Given data:
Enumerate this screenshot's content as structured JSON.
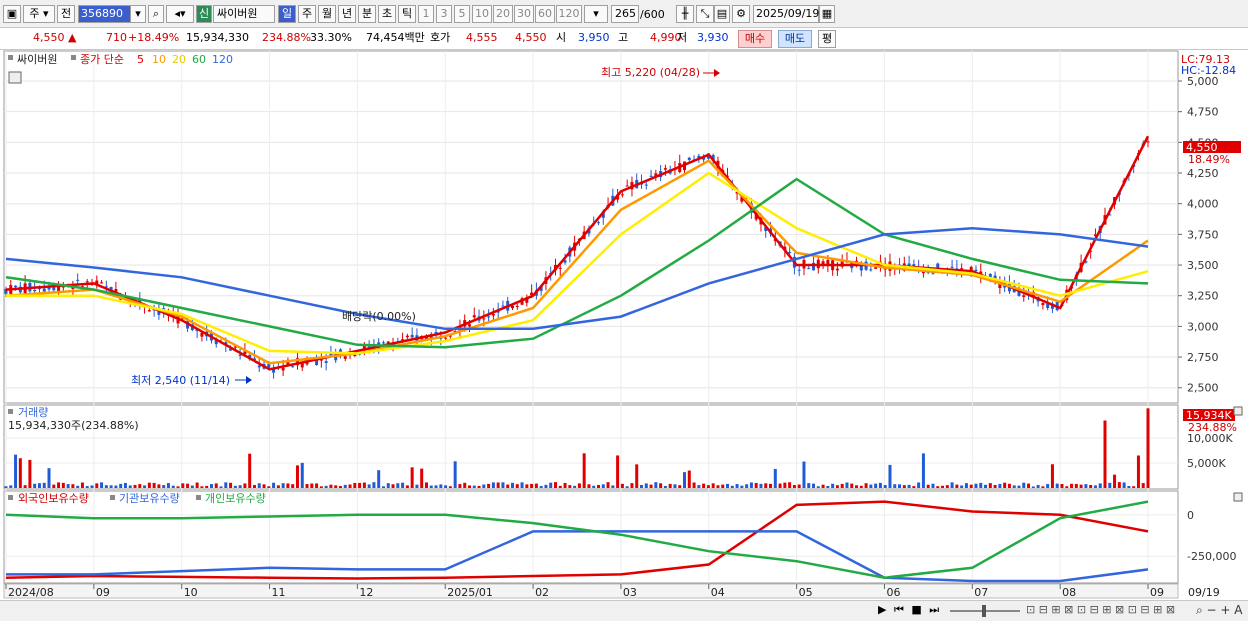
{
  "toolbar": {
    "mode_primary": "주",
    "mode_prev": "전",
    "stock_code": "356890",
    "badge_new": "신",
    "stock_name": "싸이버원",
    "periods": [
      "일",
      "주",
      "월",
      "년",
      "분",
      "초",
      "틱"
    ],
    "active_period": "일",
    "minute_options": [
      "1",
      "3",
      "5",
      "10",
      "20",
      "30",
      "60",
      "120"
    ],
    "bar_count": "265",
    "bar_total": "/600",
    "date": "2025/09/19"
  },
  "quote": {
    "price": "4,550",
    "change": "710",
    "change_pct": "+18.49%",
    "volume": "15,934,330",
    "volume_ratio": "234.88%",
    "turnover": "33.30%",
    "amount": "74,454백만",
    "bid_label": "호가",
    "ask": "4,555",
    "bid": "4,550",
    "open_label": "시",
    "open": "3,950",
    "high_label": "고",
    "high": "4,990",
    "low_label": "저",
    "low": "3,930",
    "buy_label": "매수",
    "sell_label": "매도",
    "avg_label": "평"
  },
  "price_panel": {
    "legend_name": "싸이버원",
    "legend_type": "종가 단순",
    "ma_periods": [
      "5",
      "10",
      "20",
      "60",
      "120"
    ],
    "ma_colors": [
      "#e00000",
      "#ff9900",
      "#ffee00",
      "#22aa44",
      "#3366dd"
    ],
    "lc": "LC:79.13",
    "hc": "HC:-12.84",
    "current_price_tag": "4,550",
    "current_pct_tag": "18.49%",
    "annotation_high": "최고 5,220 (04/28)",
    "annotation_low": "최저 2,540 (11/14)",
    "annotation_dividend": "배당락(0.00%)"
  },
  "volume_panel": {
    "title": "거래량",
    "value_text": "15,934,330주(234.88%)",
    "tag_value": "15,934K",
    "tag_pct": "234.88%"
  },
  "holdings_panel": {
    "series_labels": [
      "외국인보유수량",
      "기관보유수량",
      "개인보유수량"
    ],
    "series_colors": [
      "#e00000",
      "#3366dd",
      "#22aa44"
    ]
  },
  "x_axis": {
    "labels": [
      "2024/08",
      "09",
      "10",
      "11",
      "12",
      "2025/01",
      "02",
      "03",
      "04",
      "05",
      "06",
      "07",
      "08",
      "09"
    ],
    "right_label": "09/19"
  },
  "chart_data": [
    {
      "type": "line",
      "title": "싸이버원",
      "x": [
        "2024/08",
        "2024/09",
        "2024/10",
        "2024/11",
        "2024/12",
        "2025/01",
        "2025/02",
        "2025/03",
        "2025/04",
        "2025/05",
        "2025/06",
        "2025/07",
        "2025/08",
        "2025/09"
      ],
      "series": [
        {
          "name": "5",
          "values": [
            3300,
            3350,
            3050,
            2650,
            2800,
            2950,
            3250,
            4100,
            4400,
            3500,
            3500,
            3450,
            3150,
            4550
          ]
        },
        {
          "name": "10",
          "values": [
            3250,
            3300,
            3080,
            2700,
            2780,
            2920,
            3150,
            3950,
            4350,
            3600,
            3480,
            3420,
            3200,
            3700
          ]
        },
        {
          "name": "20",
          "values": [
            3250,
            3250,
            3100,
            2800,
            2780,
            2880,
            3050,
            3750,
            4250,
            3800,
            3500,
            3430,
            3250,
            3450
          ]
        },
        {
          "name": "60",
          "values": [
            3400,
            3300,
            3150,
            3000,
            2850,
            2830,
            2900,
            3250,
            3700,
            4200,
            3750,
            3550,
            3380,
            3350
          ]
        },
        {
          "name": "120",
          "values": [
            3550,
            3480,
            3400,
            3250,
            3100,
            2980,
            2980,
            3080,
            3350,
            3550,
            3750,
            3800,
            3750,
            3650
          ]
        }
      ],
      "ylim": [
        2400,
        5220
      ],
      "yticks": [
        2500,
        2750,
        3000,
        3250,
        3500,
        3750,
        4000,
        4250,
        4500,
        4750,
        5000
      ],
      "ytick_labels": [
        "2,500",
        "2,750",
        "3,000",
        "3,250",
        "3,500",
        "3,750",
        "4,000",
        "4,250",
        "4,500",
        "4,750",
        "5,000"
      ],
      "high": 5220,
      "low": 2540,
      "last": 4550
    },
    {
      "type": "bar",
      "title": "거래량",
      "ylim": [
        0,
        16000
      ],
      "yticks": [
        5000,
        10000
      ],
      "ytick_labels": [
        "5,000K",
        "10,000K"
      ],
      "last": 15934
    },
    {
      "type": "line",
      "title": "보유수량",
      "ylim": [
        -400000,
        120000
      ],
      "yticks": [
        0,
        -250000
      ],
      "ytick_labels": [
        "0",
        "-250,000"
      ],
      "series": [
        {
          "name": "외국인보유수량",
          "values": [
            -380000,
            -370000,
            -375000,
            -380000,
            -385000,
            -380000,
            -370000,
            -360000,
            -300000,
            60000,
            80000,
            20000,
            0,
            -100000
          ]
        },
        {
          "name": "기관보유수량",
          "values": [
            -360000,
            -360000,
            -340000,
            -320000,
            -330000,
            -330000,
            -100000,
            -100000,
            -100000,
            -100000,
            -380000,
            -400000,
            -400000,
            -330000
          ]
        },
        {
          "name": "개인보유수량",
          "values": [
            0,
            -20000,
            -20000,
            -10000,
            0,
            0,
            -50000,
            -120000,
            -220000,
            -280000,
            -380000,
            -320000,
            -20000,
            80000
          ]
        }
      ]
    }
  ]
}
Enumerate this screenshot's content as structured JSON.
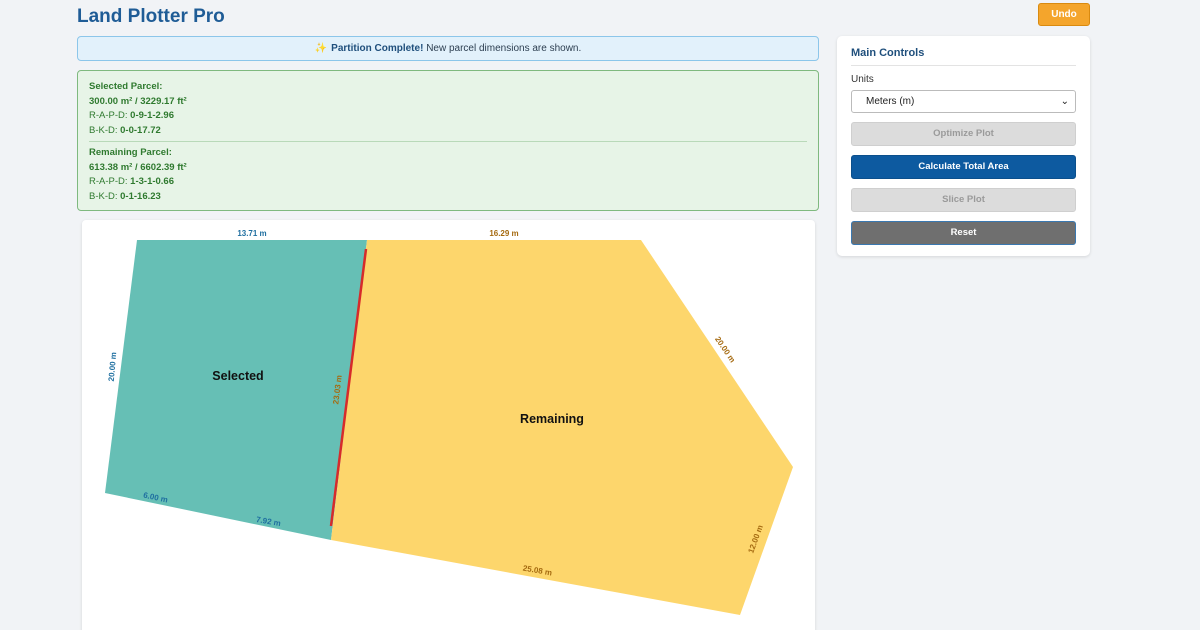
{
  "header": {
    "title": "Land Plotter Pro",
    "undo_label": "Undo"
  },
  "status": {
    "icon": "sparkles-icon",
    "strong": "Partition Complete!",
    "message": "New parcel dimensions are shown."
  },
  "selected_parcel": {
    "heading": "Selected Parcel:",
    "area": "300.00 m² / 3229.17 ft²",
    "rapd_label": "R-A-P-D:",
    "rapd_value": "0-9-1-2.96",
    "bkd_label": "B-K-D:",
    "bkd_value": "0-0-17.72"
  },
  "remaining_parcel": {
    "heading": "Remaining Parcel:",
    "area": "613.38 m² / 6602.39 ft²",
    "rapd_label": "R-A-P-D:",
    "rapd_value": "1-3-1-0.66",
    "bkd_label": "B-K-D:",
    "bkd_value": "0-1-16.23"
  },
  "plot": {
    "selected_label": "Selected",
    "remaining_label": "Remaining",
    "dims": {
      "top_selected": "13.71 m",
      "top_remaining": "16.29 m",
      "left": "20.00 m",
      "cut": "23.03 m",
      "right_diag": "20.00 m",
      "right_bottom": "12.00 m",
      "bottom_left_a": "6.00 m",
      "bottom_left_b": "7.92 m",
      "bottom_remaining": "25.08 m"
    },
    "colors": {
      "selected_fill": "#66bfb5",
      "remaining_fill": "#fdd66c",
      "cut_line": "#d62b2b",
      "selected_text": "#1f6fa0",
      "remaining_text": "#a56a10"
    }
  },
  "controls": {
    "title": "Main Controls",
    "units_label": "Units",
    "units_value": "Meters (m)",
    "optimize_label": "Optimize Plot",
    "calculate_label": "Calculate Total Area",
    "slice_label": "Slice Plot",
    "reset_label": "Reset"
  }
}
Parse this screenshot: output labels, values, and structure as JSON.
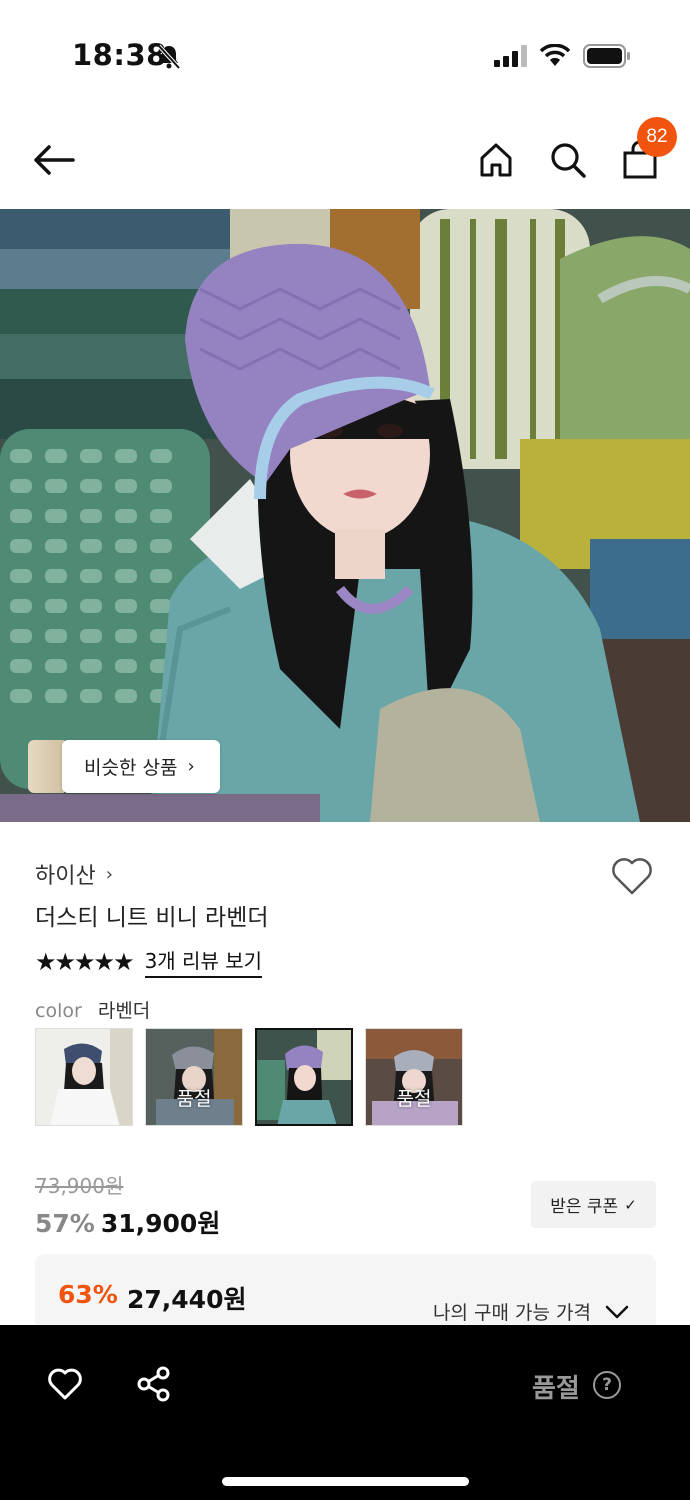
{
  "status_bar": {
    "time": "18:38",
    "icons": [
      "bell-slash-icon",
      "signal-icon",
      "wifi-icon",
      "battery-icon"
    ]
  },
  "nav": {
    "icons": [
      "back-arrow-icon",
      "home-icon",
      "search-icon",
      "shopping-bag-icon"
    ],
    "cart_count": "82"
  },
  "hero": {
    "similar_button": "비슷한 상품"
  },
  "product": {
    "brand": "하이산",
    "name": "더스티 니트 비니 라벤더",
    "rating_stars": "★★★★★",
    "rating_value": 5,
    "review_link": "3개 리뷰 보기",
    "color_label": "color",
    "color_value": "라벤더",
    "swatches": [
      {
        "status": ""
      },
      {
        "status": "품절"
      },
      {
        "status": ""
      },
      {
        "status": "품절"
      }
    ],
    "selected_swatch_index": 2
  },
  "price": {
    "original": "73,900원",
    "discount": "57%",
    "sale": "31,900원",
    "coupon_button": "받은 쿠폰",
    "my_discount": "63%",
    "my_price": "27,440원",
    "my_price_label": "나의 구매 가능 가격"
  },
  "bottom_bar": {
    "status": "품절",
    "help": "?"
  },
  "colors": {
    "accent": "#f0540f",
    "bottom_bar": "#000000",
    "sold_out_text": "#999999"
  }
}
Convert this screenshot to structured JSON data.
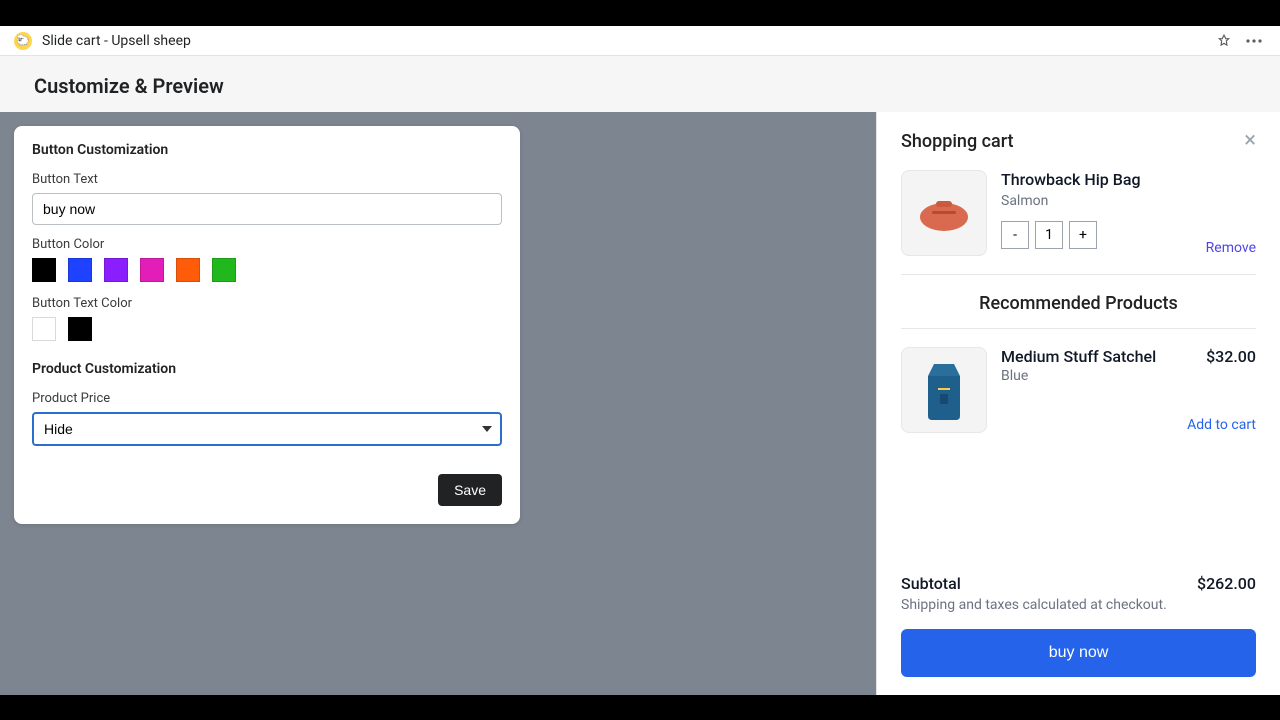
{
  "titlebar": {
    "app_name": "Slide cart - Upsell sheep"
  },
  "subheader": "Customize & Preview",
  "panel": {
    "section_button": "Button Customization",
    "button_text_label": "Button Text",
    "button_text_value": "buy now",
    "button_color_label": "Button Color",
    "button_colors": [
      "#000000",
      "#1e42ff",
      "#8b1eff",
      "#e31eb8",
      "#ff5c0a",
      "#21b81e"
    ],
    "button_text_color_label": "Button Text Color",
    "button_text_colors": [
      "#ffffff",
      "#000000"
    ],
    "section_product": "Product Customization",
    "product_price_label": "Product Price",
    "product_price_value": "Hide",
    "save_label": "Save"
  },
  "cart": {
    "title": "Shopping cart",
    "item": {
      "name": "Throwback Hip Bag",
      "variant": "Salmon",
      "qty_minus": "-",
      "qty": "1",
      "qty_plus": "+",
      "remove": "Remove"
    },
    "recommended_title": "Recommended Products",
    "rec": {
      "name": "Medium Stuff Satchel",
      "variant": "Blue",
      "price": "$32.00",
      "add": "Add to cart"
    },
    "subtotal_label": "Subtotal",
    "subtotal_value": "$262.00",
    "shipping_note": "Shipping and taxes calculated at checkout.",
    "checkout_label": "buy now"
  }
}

What you need to do:
Write out word for word every line from the line with "Convert this screenshot" through the final line of the records, both included, skipping the pictures.

Written answer:
Convert this screenshot to structured JSON data.
{
  "titlebar": {
    "app_name": "Slide cart - Upsell sheep"
  },
  "subheader": "Customize & Preview",
  "panel": {
    "section_button": "Button Customization",
    "button_text_label": "Button Text",
    "button_text_value": "buy now",
    "button_color_label": "Button Color",
    "button_colors": [
      "#000000",
      "#1e42ff",
      "#8b1eff",
      "#e31eb8",
      "#ff5c0a",
      "#21b81e"
    ],
    "button_text_color_label": "Button Text Color",
    "button_text_colors": [
      "#ffffff",
      "#000000"
    ],
    "section_product": "Product Customization",
    "product_price_label": "Product Price",
    "product_price_value": "Hide",
    "save_label": "Save"
  },
  "cart": {
    "title": "Shopping cart",
    "item": {
      "name": "Throwback Hip Bag",
      "variant": "Salmon",
      "qty_minus": "-",
      "qty": "1",
      "qty_plus": "+",
      "remove": "Remove"
    },
    "recommended_title": "Recommended Products",
    "rec": {
      "name": "Medium Stuff Satchel",
      "variant": "Blue",
      "price": "$32.00",
      "add": "Add to cart"
    },
    "subtotal_label": "Subtotal",
    "subtotal_value": "$262.00",
    "shipping_note": "Shipping and taxes calculated at checkout.",
    "checkout_label": "buy now"
  }
}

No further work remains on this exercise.